**What the task asks**
Print the entries that appear below, exactly as written and without their pictures.

-------- Recorded data

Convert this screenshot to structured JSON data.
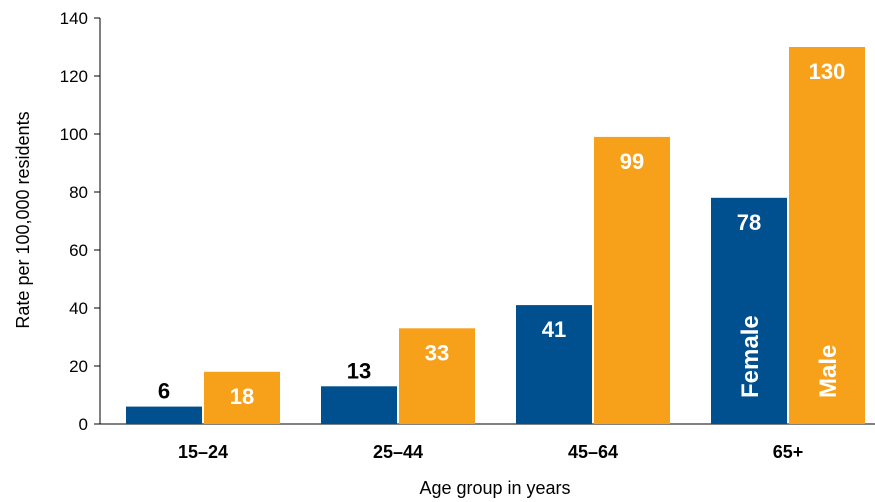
{
  "chart_data": {
    "type": "bar",
    "categories": [
      "15–24",
      "25–44",
      "45–64",
      "65+"
    ],
    "series": [
      {
        "name": "Female",
        "values": [
          6,
          13,
          41,
          78
        ],
        "color": "#00508f"
      },
      {
        "name": "Male",
        "values": [
          18,
          33,
          99,
          130
        ],
        "color": "#f7a11a"
      }
    ],
    "xlabel": "Age group in years",
    "ylabel": "Rate per 100,000 residents",
    "ylim": [
      0,
      140
    ],
    "yticks": [
      0,
      20,
      40,
      60,
      80,
      100,
      120,
      140
    ],
    "grid": false,
    "legend": "none",
    "series_label_category": "65+"
  }
}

----------------

**Solution to the problem**
Convert this screenshot to structured JSON data.
{
  "chart_data": {
    "type": "bar",
    "categories": [
      "15–24",
      "25–44",
      "45–64",
      "65+"
    ],
    "series": [
      {
        "name": "Female",
        "values": [
          6,
          13,
          41,
          78
        ],
        "color": "#00508f"
      },
      {
        "name": "Male",
        "values": [
          18,
          33,
          99,
          130
        ],
        "color": "#f7a11a"
      }
    ],
    "xlabel": "Age group in years",
    "ylabel": "Rate per 100,000 residents",
    "ylim": [
      0,
      140
    ],
    "yticks": [
      0,
      20,
      40,
      60,
      80,
      100,
      120,
      140
    ],
    "grid": false,
    "legend": "none",
    "series_label_category": "65+"
  }
}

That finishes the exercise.